┌─ Record excerpts

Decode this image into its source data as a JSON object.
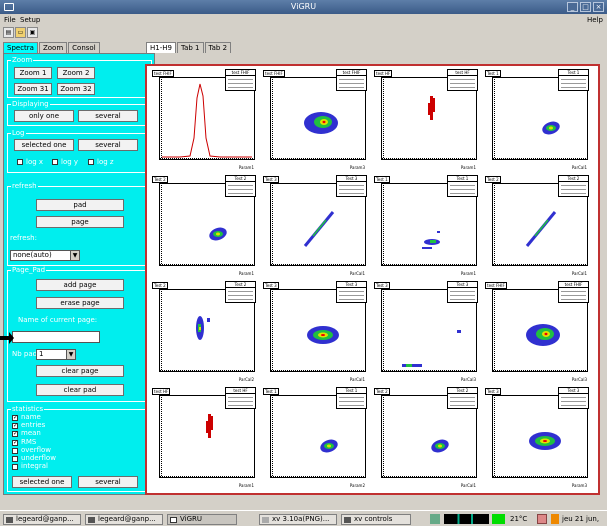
{
  "window": {
    "title": "ViGRU"
  },
  "menu": {
    "file": "File",
    "setup": "Setup",
    "help": "Help"
  },
  "toolbar": {
    "icons": [
      "open-icon",
      "folder-icon",
      "save-icon"
    ]
  },
  "main_tabs": [
    "Spectra",
    "Zoom",
    "Consol"
  ],
  "canvas_tabs": [
    "H1-H9",
    "Tab 1",
    "Tab 2"
  ],
  "zoom": {
    "legend": "Zoom",
    "buttons": [
      "Zoom 1",
      "Zoom 2",
      "Zoom 31",
      "Zoom 32"
    ]
  },
  "displaying": {
    "legend": "Displaying",
    "only_one": "only one",
    "several": "several"
  },
  "log": {
    "legend": "Log",
    "selected_one": "selected one",
    "several": "several",
    "log_x": "log x",
    "log_y": "log y",
    "log_z": "log z"
  },
  "refresh": {
    "legend": "refresh",
    "pad": "pad",
    "page": "page",
    "label": "refresh:",
    "select_value": "none(auto)"
  },
  "page_pad": {
    "legend": "Page_Pad",
    "add_page": "add page",
    "erase_page": "erase page",
    "name_label": "Name of current page:",
    "name_value": "",
    "nb_pad_label": "Nb pad:",
    "nb_pad_value": "1",
    "clear_page": "clear page",
    "clear_pad": "clear pad"
  },
  "statistics": {
    "legend": "statistics",
    "items": [
      {
        "label": "name",
        "checked": true
      },
      {
        "label": "entries",
        "checked": true
      },
      {
        "label": "mean",
        "checked": true
      },
      {
        "label": "RMS",
        "checked": true
      },
      {
        "label": "overflow",
        "checked": false
      },
      {
        "label": "underflow",
        "checked": false
      },
      {
        "label": "integral",
        "checked": false
      }
    ],
    "selected_one": "selected one",
    "several": "several"
  },
  "pads": [
    {
      "title": "test FHIF",
      "kind": "peak",
      "xlabel": "Param1"
    },
    {
      "title": "test FHIF",
      "kind": "blob",
      "xlabel": "Param3"
    },
    {
      "title": "test HF",
      "kind": "streak",
      "xlabel": "Param1"
    },
    {
      "title": "Test 1",
      "kind": "blob-small",
      "xlabel": "ParCal1"
    },
    {
      "title": "Test 2",
      "kind": "blob-small",
      "xlabel": "Param1"
    },
    {
      "title": "Test 3",
      "kind": "diag",
      "xlabel": "ParCal1"
    },
    {
      "title": "Test 1",
      "kind": "scatter-small",
      "xlabel": "Param1"
    },
    {
      "title": "Test 2",
      "kind": "diag",
      "xlabel": "ParCal1"
    },
    {
      "title": "Test 2",
      "kind": "vblob",
      "xlabel": "ParCal2"
    },
    {
      "title": "Test 3",
      "kind": "blob-wide",
      "xlabel": "ParCal1"
    },
    {
      "title": "Test 3",
      "kind": "multi",
      "xlabel": "ParCal3"
    },
    {
      "title": "test FHIF",
      "kind": "blob",
      "xlabel": "ParCal3"
    },
    {
      "title": "test HF",
      "kind": "streak",
      "xlabel": "Param1"
    },
    {
      "title": "Test 1",
      "kind": "blob-small",
      "xlabel": "Param2"
    },
    {
      "title": "Test 2",
      "kind": "blob-small",
      "xlabel": "ParCal1"
    },
    {
      "title": "Test 3",
      "kind": "blob-wide",
      "xlabel": "Param3"
    }
  ],
  "taskbar": {
    "tasks": [
      "legeard@ganp...",
      "legeard@ganp...",
      "ViGRU",
      "xv 3.10a(PNG)...",
      "xv controls"
    ],
    "temperature": "21°C",
    "clock": "jeu 21 jun,"
  }
}
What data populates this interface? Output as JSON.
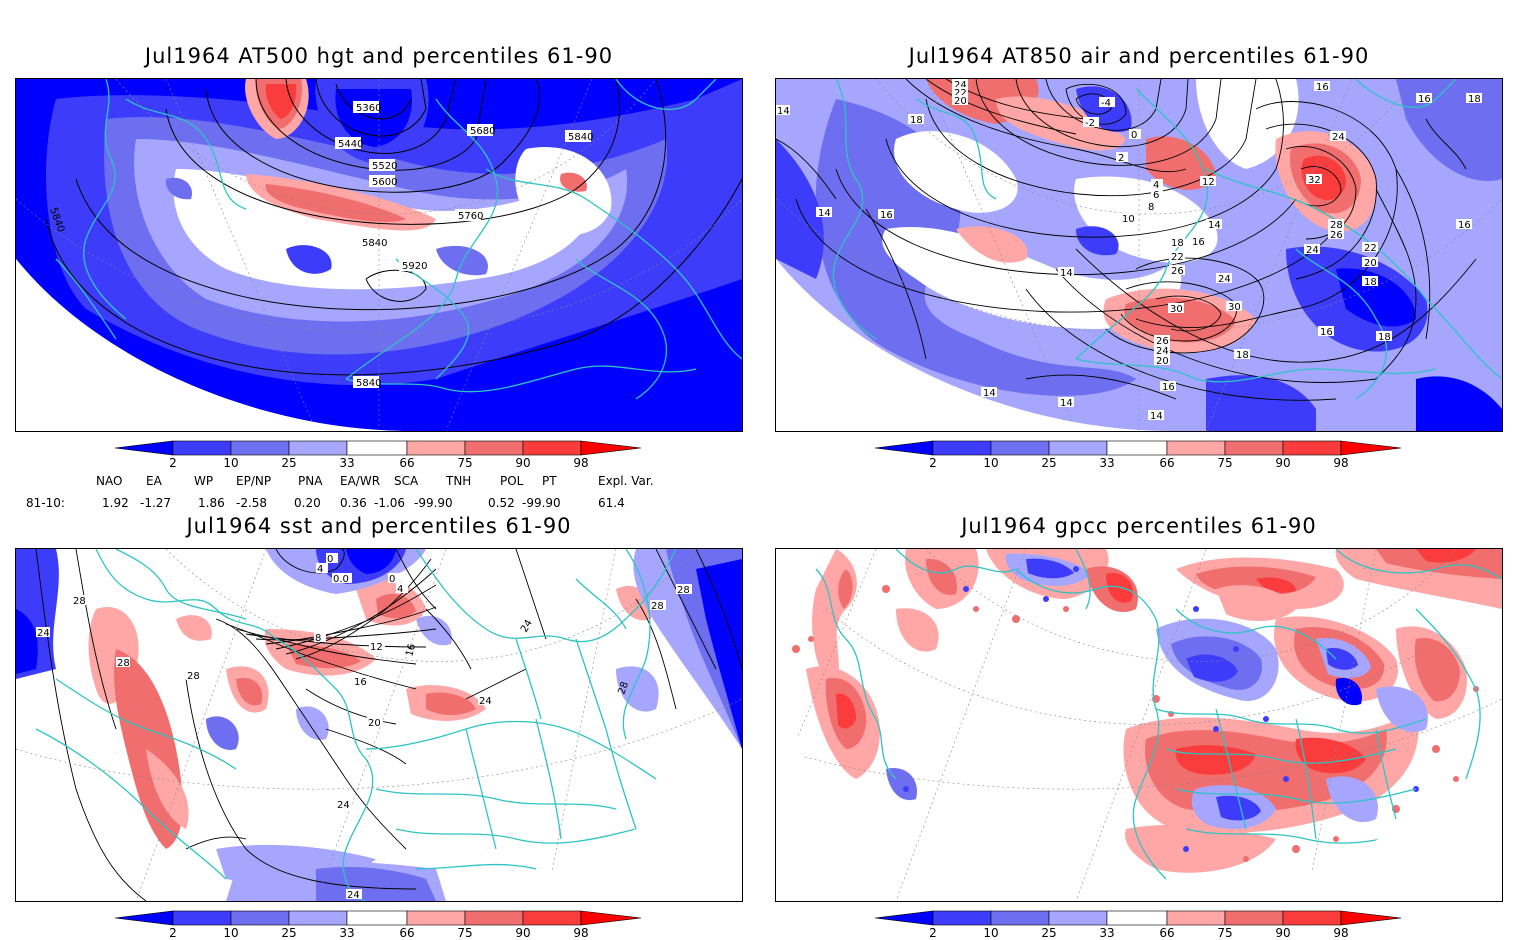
{
  "panels": [
    {
      "title": "Jul1964 AT500 hgt and percentiles 61-90",
      "contour_labels": [
        "5360",
        "5440",
        "5520",
        "5600",
        "5680",
        "5760",
        "5840",
        "5920",
        "5840",
        "5840",
        "5840"
      ]
    },
    {
      "title": "Jul1964 AT850 air and percentiles 61-90",
      "contour_labels": [
        "24",
        "22",
        "20",
        "18",
        "16",
        "14",
        "-4",
        "-2",
        "0",
        "2",
        "4",
        "6",
        "8",
        "10",
        "12",
        "14",
        "16",
        "18",
        "22",
        "26",
        "24",
        "30",
        "32",
        "28",
        "26",
        "24",
        "22",
        "20",
        "18",
        "16",
        "14",
        "16",
        "18",
        "16",
        "24",
        "30",
        "26",
        "24",
        "20",
        "18",
        "16",
        "14",
        "14",
        "14",
        "14",
        "16",
        "18"
      ]
    },
    {
      "title": "Jul1964 sst and percentiles 61-90",
      "contour_labels": [
        "28",
        "24",
        "28",
        "28",
        "0",
        "4",
        "0.0",
        "0",
        "4",
        "8",
        "12",
        "16",
        "20",
        "24",
        "24",
        "16",
        "24",
        "28",
        "28",
        "28",
        "24"
      ]
    },
    {
      "title": "Jul1964 gpcc percentiles 61-90",
      "contour_labels": []
    }
  ],
  "colorbar": {
    "labels": [
      "2",
      "10",
      "25",
      "33",
      "66",
      "75",
      "90",
      "98"
    ],
    "colors": [
      "#0000ff",
      "#3c3cfa",
      "#6e6ef0",
      "#a6a6ff",
      "#ffffff",
      "#ffa6a6",
      "#f06e6e",
      "#fa3c3c",
      "#ff0000"
    ]
  },
  "indices": {
    "headers": [
      "NAO",
      "EA",
      "WP",
      "EP/NP",
      "PNA",
      "EA/WR",
      "SCA",
      "TNH",
      "POL",
      "PT",
      "Expl. Var."
    ],
    "row_label": "81-10:",
    "values": [
      "1.92",
      "-1.27",
      "1.86",
      "-2.58",
      "0.20",
      "0.36",
      "-1.06",
      "-99.90",
      "0.52",
      "-99.90",
      "61.4"
    ]
  },
  "colors": {
    "coast": "#2ec4c4",
    "contour": "#000000",
    "grid": "#888888"
  }
}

└─

Work to complete: Skip the pictures and print each record exactly as it stands.

Answer:
Decode this image into its source data as a JSON object.
{
  "window": {
    "title": "ViGRU"
  },
  "menu": {
    "file": "File",
    "setup": "Setup",
    "help": "Help"
  },
  "toolbar": {
    "icons": [
      "open-icon",
      "folder-icon",
      "save-icon"
    ]
  },
  "main_tabs": [
    "Spectra",
    "Zoom",
    "Consol"
  ],
  "canvas_tabs": [
    "H1-H9",
    "Tab 1",
    "Tab 2"
  ],
  "zoom": {
    "legend": "Zoom",
    "buttons": [
      "Zoom 1",
      "Zoom 2",
      "Zoom 31",
      "Zoom 32"
    ]
  },
  "displaying": {
    "legend": "Displaying",
    "only_one": "only one",
    "several": "several"
  },
  "log": {
    "legend": "Log",
    "selected_one": "selected one",
    "several": "several",
    "log_x": "log x",
    "log_y": "log y",
    "log_z": "log z"
  },
  "refresh": {
    "legend": "refresh",
    "pad": "pad",
    "page": "page",
    "label": "refresh:",
    "select_value": "none(auto)"
  },
  "page_pad": {
    "legend": "Page_Pad",
    "add_page": "add page",
    "erase_page": "erase page",
    "name_label": "Name of current page:",
    "name_value": "",
    "nb_pad_label": "Nb pad:",
    "nb_pad_value": "1",
    "clear_page": "clear page",
    "clear_pad": "clear pad"
  },
  "statistics": {
    "legend": "statistics",
    "items": [
      {
        "label": "name",
        "checked": true
      },
      {
        "label": "entries",
        "checked": true
      },
      {
        "label": "mean",
        "checked": true
      },
      {
        "label": "RMS",
        "checked": true
      },
      {
        "label": "overflow",
        "checked": false
      },
      {
        "label": "underflow",
        "checked": false
      },
      {
        "label": "integral",
        "checked": false
      }
    ],
    "selected_one": "selected one",
    "several": "several"
  },
  "pads": [
    {
      "title": "test FHIF",
      "kind": "peak",
      "xlabel": "Param1"
    },
    {
      "title": "test FHIF",
      "kind": "blob",
      "xlabel": "Param3"
    },
    {
      "title": "test HF",
      "kind": "streak",
      "xlabel": "Param1"
    },
    {
      "title": "Test 1",
      "kind": "blob-small",
      "xlabel": "ParCal1"
    },
    {
      "title": "Test 2",
      "kind": "blob-small",
      "xlabel": "Param1"
    },
    {
      "title": "Test 3",
      "kind": "diag",
      "xlabel": "ParCal1"
    },
    {
      "title": "Test 1",
      "kind": "scatter-small",
      "xlabel": "Param1"
    },
    {
      "title": "Test 2",
      "kind": "diag",
      "xlabel": "ParCal1"
    },
    {
      "title": "Test 2",
      "kind": "vblob",
      "xlabel": "ParCal2"
    },
    {
      "title": "Test 3",
      "kind": "blob-wide",
      "xlabel": "ParCal1"
    },
    {
      "title": "Test 3",
      "kind": "multi",
      "xlabel": "ParCal3"
    },
    {
      "title": "test FHIF",
      "kind": "blob",
      "xlabel": "ParCal3"
    },
    {
      "title": "test HF",
      "kind": "streak",
      "xlabel": "Param1"
    },
    {
      "title": "Test 1",
      "kind": "blob-small",
      "xlabel": "Param2"
    },
    {
      "title": "Test 2",
      "kind": "blob-small",
      "xlabel": "ParCal1"
    },
    {
      "title": "Test 3",
      "kind": "blob-wide",
      "xlabel": "Param3"
    }
  ],
  "taskbar": {
    "tasks": [
      "legeard@ganp...",
      "legeard@ganp...",
      "ViGRU",
      "xv 3.10a(PNG)...",
      "xv controls"
    ],
    "temperature": "21°C",
    "clock": "jeu 21 jun,"
  }
}
What data populates this interface? Output as JSON.
{
  "panels": [
    {
      "title": "Jul1964 AT500 hgt and percentiles 61-90",
      "contour_labels": [
        "5360",
        "5440",
        "5520",
        "5600",
        "5680",
        "5760",
        "5840",
        "5920",
        "5840",
        "5840",
        "5840"
      ]
    },
    {
      "title": "Jul1964 AT850 air and percentiles 61-90",
      "contour_labels": [
        "24",
        "22",
        "20",
        "18",
        "16",
        "14",
        "-4",
        "-2",
        "0",
        "2",
        "4",
        "6",
        "8",
        "10",
        "12",
        "14",
        "16",
        "18",
        "22",
        "26",
        "24",
        "30",
        "32",
        "28",
        "26",
        "24",
        "22",
        "20",
        "18",
        "16",
        "14",
        "16",
        "18",
        "16",
        "24",
        "30",
        "26",
        "24",
        "20",
        "18",
        "16",
        "14",
        "14",
        "14",
        "14",
        "16",
        "18"
      ]
    },
    {
      "title": "Jul1964 sst and percentiles 61-90",
      "contour_labels": [
        "28",
        "24",
        "28",
        "28",
        "0",
        "4",
        "0.0",
        "0",
        "4",
        "8",
        "12",
        "16",
        "20",
        "24",
        "24",
        "16",
        "24",
        "28",
        "28",
        "28",
        "24"
      ]
    },
    {
      "title": "Jul1964 gpcc percentiles 61-90",
      "contour_labels": []
    }
  ],
  "colorbar": {
    "labels": [
      "2",
      "10",
      "25",
      "33",
      "66",
      "75",
      "90",
      "98"
    ],
    "colors": [
      "#0000ff",
      "#3c3cfa",
      "#6e6ef0",
      "#a6a6ff",
      "#ffffff",
      "#ffa6a6",
      "#f06e6e",
      "#fa3c3c",
      "#ff0000"
    ]
  },
  "indices": {
    "headers": [
      "NAO",
      "EA",
      "WP",
      "EP/NP",
      "PNA",
      "EA/WR",
      "SCA",
      "TNH",
      "POL",
      "PT",
      "Expl. Var."
    ],
    "row_label": "81-10:",
    "values": [
      "1.92",
      "-1.27",
      "1.86",
      "-2.58",
      "0.20",
      "0.36",
      "-1.06",
      "-99.90",
      "0.52",
      "-99.90",
      "61.4"
    ]
  },
  "colors": {
    "coast": "#2ec4c4",
    "contour": "#000000",
    "grid": "#888888"
  }
}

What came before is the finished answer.